SHORT PROBLEM. Would you transcribe all of the data exactly, down to the last character?

--- Begin ENTRIES ---

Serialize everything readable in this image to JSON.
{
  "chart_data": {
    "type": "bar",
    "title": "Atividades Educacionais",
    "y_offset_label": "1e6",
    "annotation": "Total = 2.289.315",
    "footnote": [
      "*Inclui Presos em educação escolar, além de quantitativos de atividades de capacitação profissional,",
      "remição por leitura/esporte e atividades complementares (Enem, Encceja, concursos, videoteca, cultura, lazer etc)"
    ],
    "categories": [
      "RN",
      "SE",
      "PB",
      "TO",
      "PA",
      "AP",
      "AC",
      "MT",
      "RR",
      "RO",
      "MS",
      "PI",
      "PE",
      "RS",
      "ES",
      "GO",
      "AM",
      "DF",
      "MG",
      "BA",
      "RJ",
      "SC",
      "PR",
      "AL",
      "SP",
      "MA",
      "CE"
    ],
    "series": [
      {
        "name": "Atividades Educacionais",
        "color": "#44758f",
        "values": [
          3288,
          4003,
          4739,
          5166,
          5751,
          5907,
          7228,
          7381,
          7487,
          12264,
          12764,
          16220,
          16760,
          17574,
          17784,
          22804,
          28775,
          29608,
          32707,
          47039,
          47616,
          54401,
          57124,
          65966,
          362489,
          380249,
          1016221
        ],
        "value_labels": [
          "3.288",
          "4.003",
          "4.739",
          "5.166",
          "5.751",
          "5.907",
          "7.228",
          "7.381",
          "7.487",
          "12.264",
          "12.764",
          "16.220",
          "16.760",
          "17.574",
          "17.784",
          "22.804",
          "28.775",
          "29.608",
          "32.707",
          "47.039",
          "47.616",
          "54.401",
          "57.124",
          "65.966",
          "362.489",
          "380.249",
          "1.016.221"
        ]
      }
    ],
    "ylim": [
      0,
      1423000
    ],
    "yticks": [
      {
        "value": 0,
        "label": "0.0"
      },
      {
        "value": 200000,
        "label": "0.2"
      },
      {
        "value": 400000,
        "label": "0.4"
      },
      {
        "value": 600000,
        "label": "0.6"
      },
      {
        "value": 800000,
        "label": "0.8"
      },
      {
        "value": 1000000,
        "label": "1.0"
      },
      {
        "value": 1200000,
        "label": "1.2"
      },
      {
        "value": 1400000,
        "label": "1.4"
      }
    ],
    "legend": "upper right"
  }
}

--- End ENTRIES ---

CORRECT RESULT.
Serialize everything readable in this image to JSON.
{
  "chart_data": {
    "type": "bar",
    "title": "Atividades Educacionais",
    "y_offset_label": "1e6",
    "annotation": "Total = 2.289.315",
    "footnote": [
      "*Inclui Presos em educação escolar, além de quantitativos de atividades de capacitação profissional,",
      "remição por leitura/esporte e atividades complementares (Enem, Encceja, concursos, videoteca, cultura, lazer etc)"
    ],
    "categories": [
      "RN",
      "SE",
      "PB",
      "TO",
      "PA",
      "AP",
      "AC",
      "MT",
      "RR",
      "RO",
      "MS",
      "PI",
      "PE",
      "RS",
      "ES",
      "GO",
      "AM",
      "DF",
      "MG",
      "BA",
      "RJ",
      "SC",
      "PR",
      "AL",
      "SP",
      "MA",
      "CE"
    ],
    "series": [
      {
        "name": "Atividades Educacionais",
        "color": "#44758f",
        "values": [
          3288,
          4003,
          4739,
          5166,
          5751,
          5907,
          7228,
          7381,
          7487,
          12264,
          12764,
          16220,
          16760,
          17574,
          17784,
          22804,
          28775,
          29608,
          32707,
          47039,
          47616,
          54401,
          57124,
          65966,
          362489,
          380249,
          1016221
        ],
        "value_labels": [
          "3.288",
          "4.003",
          "4.739",
          "5.166",
          "5.751",
          "5.907",
          "7.228",
          "7.381",
          "7.487",
          "12.264",
          "12.764",
          "16.220",
          "16.760",
          "17.574",
          "17.784",
          "22.804",
          "28.775",
          "29.608",
          "32.707",
          "47.039",
          "47.616",
          "54.401",
          "57.124",
          "65.966",
          "362.489",
          "380.249",
          "1.016.221"
        ]
      }
    ],
    "ylim": [
      0,
      1423000
    ],
    "yticks": [
      {
        "value": 0,
        "label": "0.0"
      },
      {
        "value": 200000,
        "label": "0.2"
      },
      {
        "value": 400000,
        "label": "0.4"
      },
      {
        "value": 600000,
        "label": "0.6"
      },
      {
        "value": 800000,
        "label": "0.8"
      },
      {
        "value": 1000000,
        "label": "1.0"
      },
      {
        "value": 1200000,
        "label": "1.2"
      },
      {
        "value": 1400000,
        "label": "1.4"
      }
    ],
    "legend": "upper right"
  }
}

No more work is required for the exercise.